SUPPLIED MATERIAL:
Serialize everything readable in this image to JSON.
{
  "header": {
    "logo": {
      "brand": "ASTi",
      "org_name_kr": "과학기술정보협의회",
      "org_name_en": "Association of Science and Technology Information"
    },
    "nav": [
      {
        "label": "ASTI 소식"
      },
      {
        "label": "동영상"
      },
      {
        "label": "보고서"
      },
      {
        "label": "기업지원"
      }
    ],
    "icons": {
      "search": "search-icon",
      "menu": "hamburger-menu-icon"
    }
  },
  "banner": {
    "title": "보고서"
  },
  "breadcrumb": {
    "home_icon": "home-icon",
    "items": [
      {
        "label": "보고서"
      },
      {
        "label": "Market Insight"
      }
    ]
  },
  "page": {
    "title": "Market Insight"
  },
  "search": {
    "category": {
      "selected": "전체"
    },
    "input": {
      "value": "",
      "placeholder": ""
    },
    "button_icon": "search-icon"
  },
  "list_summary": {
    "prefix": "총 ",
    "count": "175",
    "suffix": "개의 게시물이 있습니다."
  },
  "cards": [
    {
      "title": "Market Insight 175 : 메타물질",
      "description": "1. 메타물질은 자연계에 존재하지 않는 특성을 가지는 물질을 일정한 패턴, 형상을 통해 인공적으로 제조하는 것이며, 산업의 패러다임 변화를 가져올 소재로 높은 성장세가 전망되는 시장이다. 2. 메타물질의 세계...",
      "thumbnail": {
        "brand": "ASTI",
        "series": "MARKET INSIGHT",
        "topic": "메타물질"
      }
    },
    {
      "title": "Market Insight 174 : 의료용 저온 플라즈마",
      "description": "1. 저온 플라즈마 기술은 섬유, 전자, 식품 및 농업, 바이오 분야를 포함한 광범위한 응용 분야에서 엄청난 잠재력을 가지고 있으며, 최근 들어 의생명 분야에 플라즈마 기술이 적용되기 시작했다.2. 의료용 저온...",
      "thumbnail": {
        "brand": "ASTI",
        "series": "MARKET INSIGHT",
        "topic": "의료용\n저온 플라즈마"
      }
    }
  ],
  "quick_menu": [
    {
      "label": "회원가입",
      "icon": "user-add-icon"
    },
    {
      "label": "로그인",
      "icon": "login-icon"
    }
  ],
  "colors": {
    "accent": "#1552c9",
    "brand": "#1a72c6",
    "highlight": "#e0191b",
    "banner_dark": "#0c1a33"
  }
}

INSTRUCTIONS TO FOLLOW: Retype the listing exactly, in full.

EXERCISE OUTPUT:
Serialize everything readable in this image to JSON.
{
  "header": {
    "logo": {
      "brand": "ASTi",
      "org_name_kr": "과학기술정보협의회",
      "org_name_en": "Association of Science and Technology Information"
    },
    "nav": [
      {
        "label": "ASTI 소식"
      },
      {
        "label": "동영상"
      },
      {
        "label": "보고서"
      },
      {
        "label": "기업지원"
      }
    ],
    "icons": {
      "search": "search-icon",
      "menu": "hamburger-menu-icon"
    }
  },
  "banner": {
    "title": "보고서"
  },
  "breadcrumb": {
    "home_icon": "home-icon",
    "items": [
      {
        "label": "보고서"
      },
      {
        "label": "Market Insight"
      }
    ]
  },
  "page": {
    "title": "Market Insight"
  },
  "search": {
    "category": {
      "selected": "전체"
    },
    "input": {
      "value": "",
      "placeholder": ""
    },
    "button_icon": "search-icon"
  },
  "list_summary": {
    "prefix": "총 ",
    "count": "175",
    "suffix": "개의 게시물이 있습니다."
  },
  "cards": [
    {
      "title": "Market Insight 175 : 메타물질",
      "description": "1. 메타물질은 자연계에 존재하지 않는 특성을 가지는 물질을 일정한 패턴, 형상을 통해 인공적으로 제조하는 것이며, 산업의 패러다임 변화를 가져올 소재로 높은 성장세가 전망되는 시장이다. 2. 메타물질의 세계...",
      "thumbnail": {
        "brand": "ASTI",
        "series": "MARKET INSIGHT",
        "topic": "메타물질"
      }
    },
    {
      "title": "Market Insight 174 : 의료용 저온 플라즈마",
      "description": "1. 저온 플라즈마 기술은 섬유, 전자, 식품 및 농업, 바이오 분야를 포함한 광범위한 응용 분야에서 엄청난 잠재력을 가지고 있으며, 최근 들어 의생명 분야에 플라즈마 기술이 적용되기 시작했다.2. 의료용 저온...",
      "thumbnail": {
        "brand": "ASTI",
        "series": "MARKET INSIGHT",
        "topic": "의료용\n저온 플라즈마"
      }
    }
  ],
  "quick_menu": [
    {
      "label": "회원가입",
      "icon": "user-add-icon"
    },
    {
      "label": "로그인",
      "icon": "login-icon"
    }
  ],
  "colors": {
    "accent": "#1552c9",
    "brand": "#1a72c6",
    "highlight": "#e0191b",
    "banner_dark": "#0c1a33"
  }
}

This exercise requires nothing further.